··· Data supplied ···
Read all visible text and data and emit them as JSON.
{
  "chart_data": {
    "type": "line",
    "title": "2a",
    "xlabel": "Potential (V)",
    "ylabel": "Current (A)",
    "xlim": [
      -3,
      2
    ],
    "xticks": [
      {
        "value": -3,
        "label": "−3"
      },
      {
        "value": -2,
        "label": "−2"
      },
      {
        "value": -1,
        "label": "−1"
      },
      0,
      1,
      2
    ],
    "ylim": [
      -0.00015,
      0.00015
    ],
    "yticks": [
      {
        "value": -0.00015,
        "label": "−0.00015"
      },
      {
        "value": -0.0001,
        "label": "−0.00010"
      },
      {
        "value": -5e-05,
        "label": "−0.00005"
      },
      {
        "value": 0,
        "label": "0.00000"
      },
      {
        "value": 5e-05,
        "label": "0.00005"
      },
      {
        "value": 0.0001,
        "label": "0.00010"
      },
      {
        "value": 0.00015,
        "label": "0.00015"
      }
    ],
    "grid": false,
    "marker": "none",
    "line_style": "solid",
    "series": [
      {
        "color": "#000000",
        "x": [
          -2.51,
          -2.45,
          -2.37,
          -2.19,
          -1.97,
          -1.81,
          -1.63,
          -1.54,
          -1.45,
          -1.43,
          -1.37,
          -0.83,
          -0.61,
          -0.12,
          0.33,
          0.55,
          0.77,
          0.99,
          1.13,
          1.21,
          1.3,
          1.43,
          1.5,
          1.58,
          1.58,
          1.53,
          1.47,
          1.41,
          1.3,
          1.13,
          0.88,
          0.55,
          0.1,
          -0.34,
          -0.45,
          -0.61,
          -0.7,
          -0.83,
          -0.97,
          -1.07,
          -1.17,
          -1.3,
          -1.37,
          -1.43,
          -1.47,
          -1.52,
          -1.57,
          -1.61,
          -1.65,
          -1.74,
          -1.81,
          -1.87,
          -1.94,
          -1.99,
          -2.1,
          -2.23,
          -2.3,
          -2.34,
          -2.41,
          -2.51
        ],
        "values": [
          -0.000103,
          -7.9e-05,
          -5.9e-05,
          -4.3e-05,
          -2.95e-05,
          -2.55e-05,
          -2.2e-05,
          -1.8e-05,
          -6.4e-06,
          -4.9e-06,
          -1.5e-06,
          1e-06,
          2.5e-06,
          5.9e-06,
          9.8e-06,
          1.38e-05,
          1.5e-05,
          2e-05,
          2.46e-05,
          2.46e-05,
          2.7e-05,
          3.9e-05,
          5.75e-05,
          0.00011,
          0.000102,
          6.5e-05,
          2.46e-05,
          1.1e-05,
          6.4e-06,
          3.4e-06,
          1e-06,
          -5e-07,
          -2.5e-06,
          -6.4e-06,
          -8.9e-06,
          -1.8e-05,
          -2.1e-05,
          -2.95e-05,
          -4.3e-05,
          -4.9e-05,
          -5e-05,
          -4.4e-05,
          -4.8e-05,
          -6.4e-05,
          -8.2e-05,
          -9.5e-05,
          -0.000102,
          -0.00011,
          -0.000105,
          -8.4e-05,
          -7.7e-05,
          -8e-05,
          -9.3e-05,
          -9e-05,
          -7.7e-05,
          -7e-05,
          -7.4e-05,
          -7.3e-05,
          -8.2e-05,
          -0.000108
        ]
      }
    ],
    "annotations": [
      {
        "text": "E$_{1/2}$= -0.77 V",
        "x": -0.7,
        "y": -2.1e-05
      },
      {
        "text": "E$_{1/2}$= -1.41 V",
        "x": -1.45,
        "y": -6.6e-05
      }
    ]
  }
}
···
··· Data supplied ···
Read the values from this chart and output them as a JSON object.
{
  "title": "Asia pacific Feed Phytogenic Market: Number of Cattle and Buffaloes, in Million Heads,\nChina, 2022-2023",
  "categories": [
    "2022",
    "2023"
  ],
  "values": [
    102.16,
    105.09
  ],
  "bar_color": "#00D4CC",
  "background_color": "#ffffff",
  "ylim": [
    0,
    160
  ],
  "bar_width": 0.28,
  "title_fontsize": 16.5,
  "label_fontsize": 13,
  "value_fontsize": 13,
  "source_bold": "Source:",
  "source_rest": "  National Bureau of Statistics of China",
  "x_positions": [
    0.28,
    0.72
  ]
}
···
··· Data supplied ···
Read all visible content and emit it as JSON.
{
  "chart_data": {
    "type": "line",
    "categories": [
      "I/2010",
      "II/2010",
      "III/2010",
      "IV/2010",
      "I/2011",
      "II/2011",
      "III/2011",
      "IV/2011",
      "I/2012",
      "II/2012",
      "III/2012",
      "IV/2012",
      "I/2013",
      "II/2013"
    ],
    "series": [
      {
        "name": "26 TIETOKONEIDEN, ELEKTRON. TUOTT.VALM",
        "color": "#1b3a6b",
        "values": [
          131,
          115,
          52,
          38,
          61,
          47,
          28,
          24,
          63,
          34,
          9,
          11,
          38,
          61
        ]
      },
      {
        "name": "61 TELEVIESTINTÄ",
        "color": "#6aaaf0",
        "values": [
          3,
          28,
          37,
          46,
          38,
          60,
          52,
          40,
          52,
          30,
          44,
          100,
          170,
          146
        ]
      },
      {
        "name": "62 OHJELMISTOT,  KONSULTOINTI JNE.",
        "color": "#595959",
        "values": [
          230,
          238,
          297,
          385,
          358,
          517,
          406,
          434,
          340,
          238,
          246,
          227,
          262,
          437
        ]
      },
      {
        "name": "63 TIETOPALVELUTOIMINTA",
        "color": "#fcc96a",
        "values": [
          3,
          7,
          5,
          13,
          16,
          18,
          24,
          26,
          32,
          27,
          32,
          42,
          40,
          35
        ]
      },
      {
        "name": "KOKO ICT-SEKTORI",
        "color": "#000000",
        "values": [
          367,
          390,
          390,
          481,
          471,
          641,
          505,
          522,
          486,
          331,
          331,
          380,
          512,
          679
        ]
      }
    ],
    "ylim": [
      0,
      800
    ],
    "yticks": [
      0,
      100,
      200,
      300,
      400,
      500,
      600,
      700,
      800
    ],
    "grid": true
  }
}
···
**Task brief:**
Say the number of lines in the listing that hold "them", with no added words.

**Solution for this task:**
2